## DATA SECTION

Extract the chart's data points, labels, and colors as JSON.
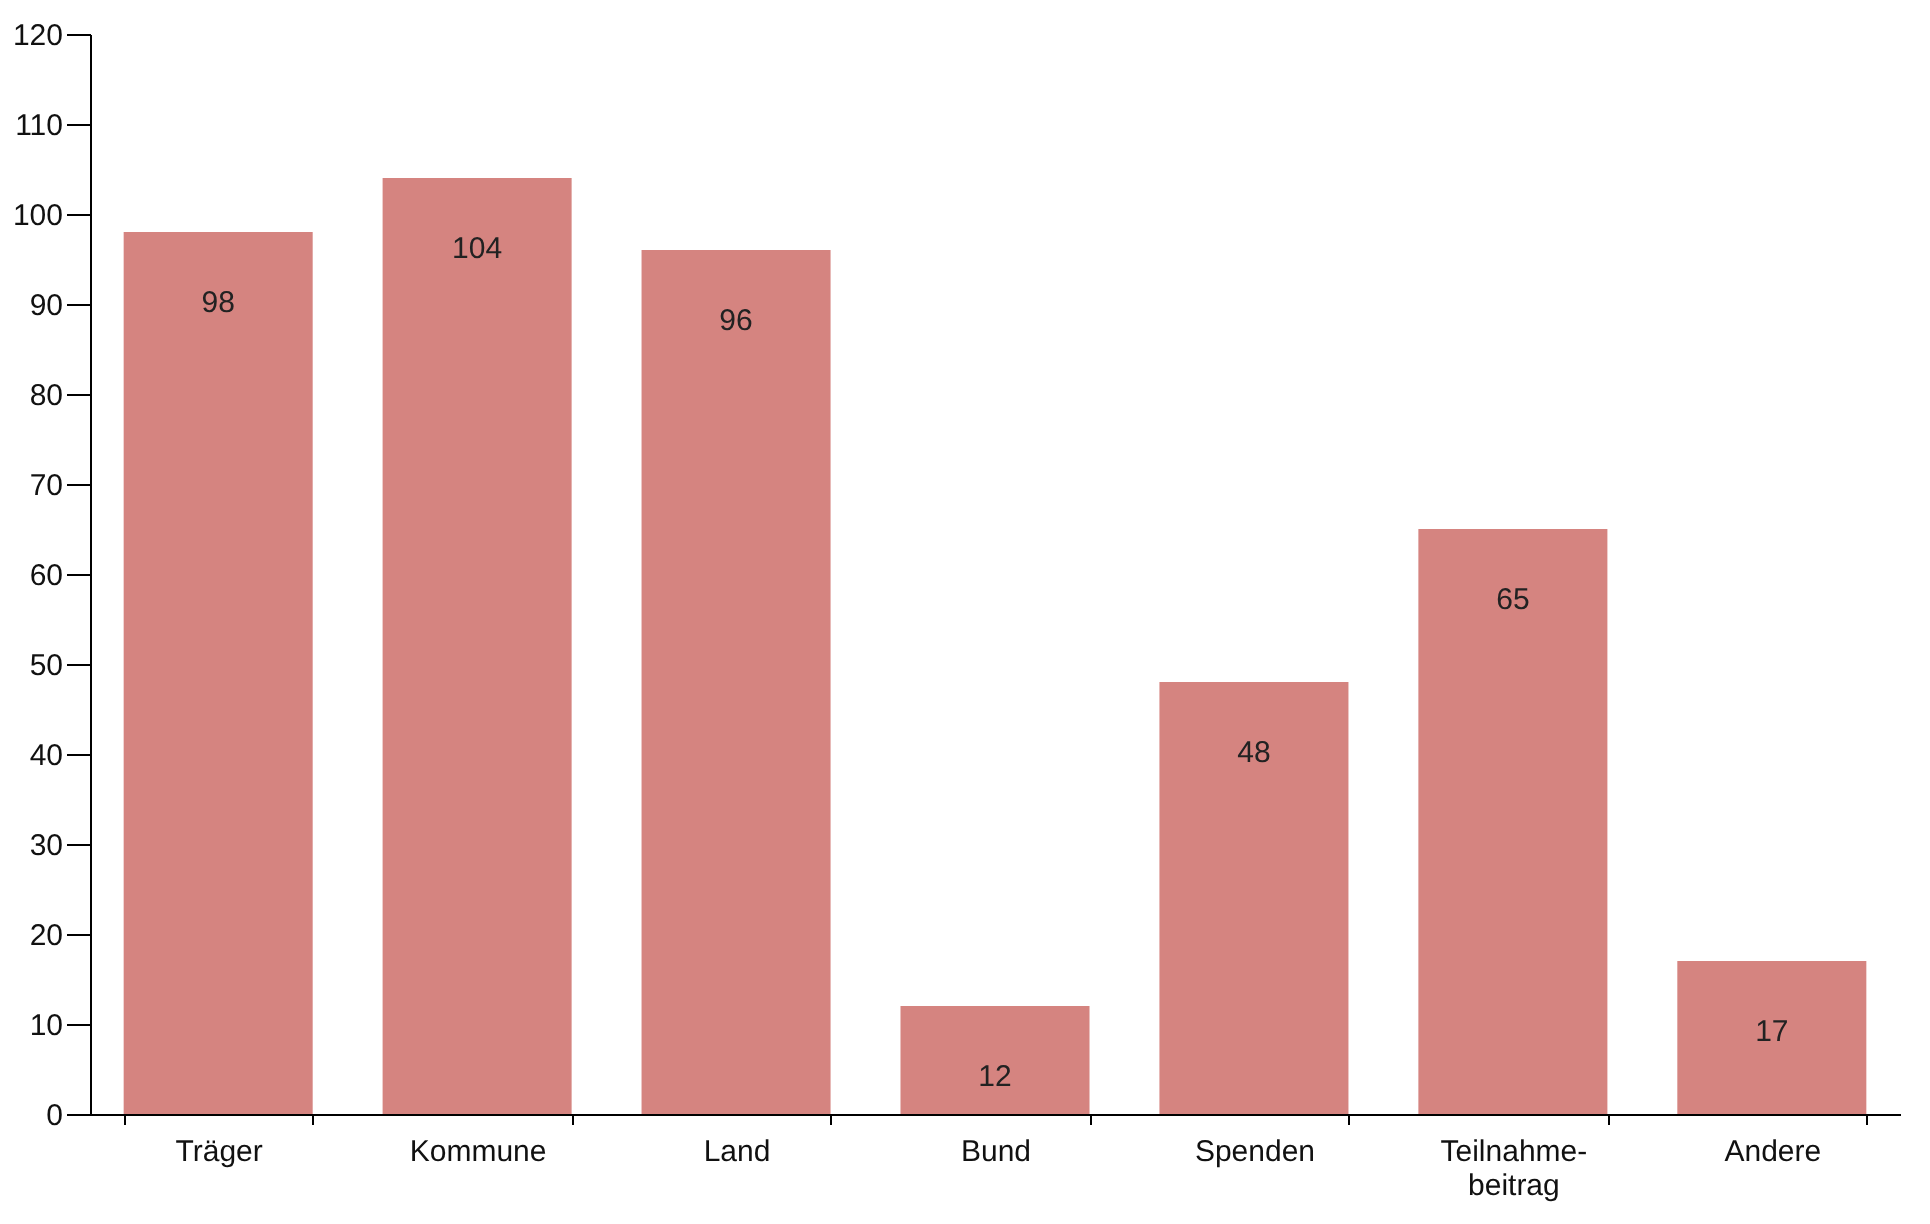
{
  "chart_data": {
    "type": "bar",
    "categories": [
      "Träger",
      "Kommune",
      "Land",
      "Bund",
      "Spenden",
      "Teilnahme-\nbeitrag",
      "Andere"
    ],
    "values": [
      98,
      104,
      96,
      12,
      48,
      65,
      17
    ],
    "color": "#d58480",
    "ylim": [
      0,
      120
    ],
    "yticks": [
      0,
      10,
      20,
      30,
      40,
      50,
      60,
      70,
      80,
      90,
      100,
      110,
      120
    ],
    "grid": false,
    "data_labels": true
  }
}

## SET TASK
Output the data exactly. Pictures don't belong in the result.

## ANSWER TO THIS PROBLEM
Extract the chart's data points, labels, and colors as JSON.
{
  "chart_data": {
    "type": "bar",
    "categories": [
      "Träger",
      "Kommune",
      "Land",
      "Bund",
      "Spenden",
      "Teilnahme-\nbeitrag",
      "Andere"
    ],
    "values": [
      98,
      104,
      96,
      12,
      48,
      65,
      17
    ],
    "color": "#d58480",
    "ylim": [
      0,
      120
    ],
    "yticks": [
      0,
      10,
      20,
      30,
      40,
      50,
      60,
      70,
      80,
      90,
      100,
      110,
      120
    ],
    "grid": false,
    "data_labels": true
  }
}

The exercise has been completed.